- Task objective
In the entries that follow, how many lines hold the string "grupo"? Give only that number.

++++ Raw data ++++

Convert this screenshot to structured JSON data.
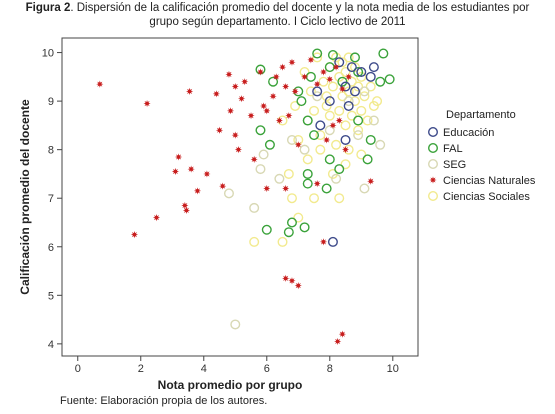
{
  "figure": {
    "label": "Figura 2",
    "caption_line1": ". Dispersión de la calificación promedio del docente y la nota media de los estudiantes por",
    "caption_line2": "grupo según departamento. I Ciclo lectivo de 2011",
    "source": "Fuente: Elaboración propia de los autores."
  },
  "chart_data": {
    "type": "scatter",
    "xlabel": "Nota promedio por grupo",
    "ylabel": "Calificación promedio del docente",
    "xlim": [
      -0.5,
      10.8
    ],
    "ylim": [
      3.75,
      10.3
    ],
    "xticks": [
      0,
      2,
      4,
      6,
      8,
      10
    ],
    "yticks": [
      4,
      5,
      6,
      7,
      8,
      9,
      10
    ],
    "grid": false,
    "legend_title": "Departamento",
    "legend_position": "right",
    "series": [
      {
        "name": "Educación",
        "marker": "circle-open",
        "color": "#3d4a8a",
        "points": [
          [
            8.3,
            9.8
          ],
          [
            8.7,
            9.7
          ],
          [
            9.0,
            9.6
          ],
          [
            9.3,
            9.5
          ],
          [
            8.5,
            9.3
          ],
          [
            8.0,
            9.0
          ],
          [
            8.6,
            8.9
          ],
          [
            7.7,
            8.5
          ],
          [
            8.5,
            8.2
          ],
          [
            9.4,
            9.7
          ],
          [
            7.6,
            9.2
          ],
          [
            8.8,
            9.2
          ],
          [
            8.1,
            6.1
          ]
        ]
      },
      {
        "name": "FAL",
        "marker": "circle-open",
        "color": "#3aa23a",
        "points": [
          [
            7.6,
            9.98
          ],
          [
            8.1,
            9.95
          ],
          [
            9.7,
            9.98
          ],
          [
            9.9,
            9.45
          ],
          [
            9.6,
            9.4
          ],
          [
            8.9,
            9.6
          ],
          [
            5.8,
            9.65
          ],
          [
            6.2,
            9.4
          ],
          [
            7.0,
            9.2
          ],
          [
            8.0,
            9.7
          ],
          [
            8.8,
            9.9
          ],
          [
            7.1,
            9.0
          ],
          [
            7.3,
            8.6
          ],
          [
            7.5,
            8.3
          ],
          [
            8.9,
            8.6
          ],
          [
            9.3,
            8.2
          ],
          [
            9.2,
            7.8
          ],
          [
            8.0,
            7.8
          ],
          [
            7.3,
            7.5
          ],
          [
            8.3,
            7.6
          ],
          [
            7.9,
            7.2
          ],
          [
            6.1,
            8.1
          ],
          [
            5.8,
            8.4
          ],
          [
            7.3,
            7.3
          ],
          [
            6.8,
            6.5
          ],
          [
            7.2,
            6.4
          ],
          [
            6.7,
            6.3
          ],
          [
            6.0,
            6.35
          ],
          [
            7.4,
            9.5
          ],
          [
            8.4,
            9.4
          ]
        ]
      },
      {
        "name": "SEG",
        "marker": "circle-open",
        "color": "#d8d8b4",
        "points": [
          [
            5.0,
            4.4
          ],
          [
            4.8,
            7.1
          ],
          [
            5.6,
            6.8
          ],
          [
            5.8,
            7.6
          ],
          [
            6.4,
            7.4
          ],
          [
            7.3,
            8.6
          ],
          [
            8.0,
            8.4
          ],
          [
            8.9,
            8.3
          ],
          [
            9.4,
            8.6
          ],
          [
            9.6,
            8.1
          ],
          [
            7.2,
            8.0
          ],
          [
            8.6,
            9.0
          ],
          [
            9.1,
            9.2
          ],
          [
            7.6,
            9.1
          ],
          [
            6.8,
            8.2
          ],
          [
            8.2,
            7.4
          ],
          [
            9.1,
            7.2
          ],
          [
            5.9,
            7.9
          ]
        ]
      },
      {
        "name": "Ciencias Naturales",
        "marker": "star",
        "color": "#c81e1e",
        "points": [
          [
            0.7,
            9.35
          ],
          [
            2.2,
            8.95
          ],
          [
            2.5,
            6.6
          ],
          [
            1.8,
            6.25
          ],
          [
            3.1,
            7.55
          ],
          [
            3.2,
            7.85
          ],
          [
            3.4,
            6.85
          ],
          [
            3.45,
            6.75
          ],
          [
            3.6,
            7.6
          ],
          [
            3.8,
            7.15
          ],
          [
            4.1,
            7.5
          ],
          [
            4.4,
            9.15
          ],
          [
            4.5,
            8.4
          ],
          [
            4.6,
            7.25
          ],
          [
            4.8,
            9.55
          ],
          [
            4.85,
            8.8
          ],
          [
            5.0,
            9.3
          ],
          [
            5.0,
            8.3
          ],
          [
            5.1,
            8.0
          ],
          [
            5.2,
            9.05
          ],
          [
            5.3,
            9.4
          ],
          [
            5.5,
            8.7
          ],
          [
            5.6,
            7.8
          ],
          [
            5.8,
            9.6
          ],
          [
            5.9,
            8.9
          ],
          [
            6.0,
            8.8
          ],
          [
            6.0,
            7.2
          ],
          [
            6.2,
            9.1
          ],
          [
            6.3,
            9.5
          ],
          [
            6.4,
            8.6
          ],
          [
            6.5,
            9.7
          ],
          [
            6.6,
            9.3
          ],
          [
            6.7,
            8.7
          ],
          [
            6.8,
            9.8
          ],
          [
            6.9,
            9.2
          ],
          [
            6.6,
            7.2
          ],
          [
            6.6,
            5.35
          ],
          [
            6.8,
            5.3
          ],
          [
            7.0,
            5.2
          ],
          [
            7.2,
            9.5
          ],
          [
            7.4,
            9.85
          ],
          [
            7.6,
            9.35
          ],
          [
            7.8,
            9.6
          ],
          [
            8.0,
            9.45
          ],
          [
            8.2,
            9.7
          ],
          [
            8.4,
            9.25
          ],
          [
            8.6,
            9.5
          ],
          [
            8.3,
            8.6
          ],
          [
            8.5,
            8.0
          ],
          [
            7.9,
            8.2
          ],
          [
            7.6,
            7.3
          ],
          [
            7.8,
            6.1
          ],
          [
            8.1,
            8.5
          ],
          [
            9.3,
            7.35
          ],
          [
            8.25,
            4.05
          ],
          [
            8.4,
            4.2
          ],
          [
            7.0,
            8.1
          ],
          [
            3.55,
            9.2
          ]
        ]
      },
      {
        "name": "Ciencias Sociales",
        "marker": "circle-open",
        "color": "#f2ea8e",
        "points": [
          [
            5.6,
            6.1
          ],
          [
            6.5,
            8.6
          ],
          [
            6.9,
            8.9
          ],
          [
            7.0,
            8.2
          ],
          [
            7.2,
            9.6
          ],
          [
            7.4,
            9.2
          ],
          [
            7.5,
            8.8
          ],
          [
            7.6,
            9.9
          ],
          [
            7.7,
            8.3
          ],
          [
            7.8,
            9.4
          ],
          [
            7.9,
            8.9
          ],
          [
            8.0,
            9.7
          ],
          [
            8.0,
            8.7
          ],
          [
            8.1,
            9.3
          ],
          [
            8.2,
            9.9
          ],
          [
            8.2,
            8.1
          ],
          [
            8.3,
            9.5
          ],
          [
            8.3,
            8.8
          ],
          [
            8.4,
            9.1
          ],
          [
            8.4,
            9.8
          ],
          [
            8.5,
            8.5
          ],
          [
            8.5,
            9.6
          ],
          [
            8.6,
            9.2
          ],
          [
            8.6,
            8.0
          ],
          [
            8.7,
            9.4
          ],
          [
            8.7,
            8.7
          ],
          [
            8.8,
            9.7
          ],
          [
            8.8,
            9.0
          ],
          [
            8.9,
            8.4
          ],
          [
            8.9,
            9.3
          ],
          [
            9.0,
            8.8
          ],
          [
            9.0,
            9.5
          ],
          [
            9.1,
            9.1
          ],
          [
            9.2,
            8.6
          ],
          [
            9.3,
            9.3
          ],
          [
            9.4,
            8.9
          ],
          [
            9.5,
            9.0
          ],
          [
            8.1,
            7.5
          ],
          [
            7.3,
            7.8
          ],
          [
            6.8,
            7.0
          ],
          [
            6.5,
            6.1
          ],
          [
            7.0,
            6.6
          ],
          [
            7.5,
            7.0
          ],
          [
            8.5,
            7.7
          ],
          [
            9.0,
            7.9
          ],
          [
            8.3,
            7.0
          ],
          [
            7.7,
            8.0
          ],
          [
            6.7,
            7.5
          ],
          [
            7.9,
            9.1
          ],
          [
            8.6,
            9.9
          ]
        ]
      }
    ]
  }
}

++++

- Solution to this task
2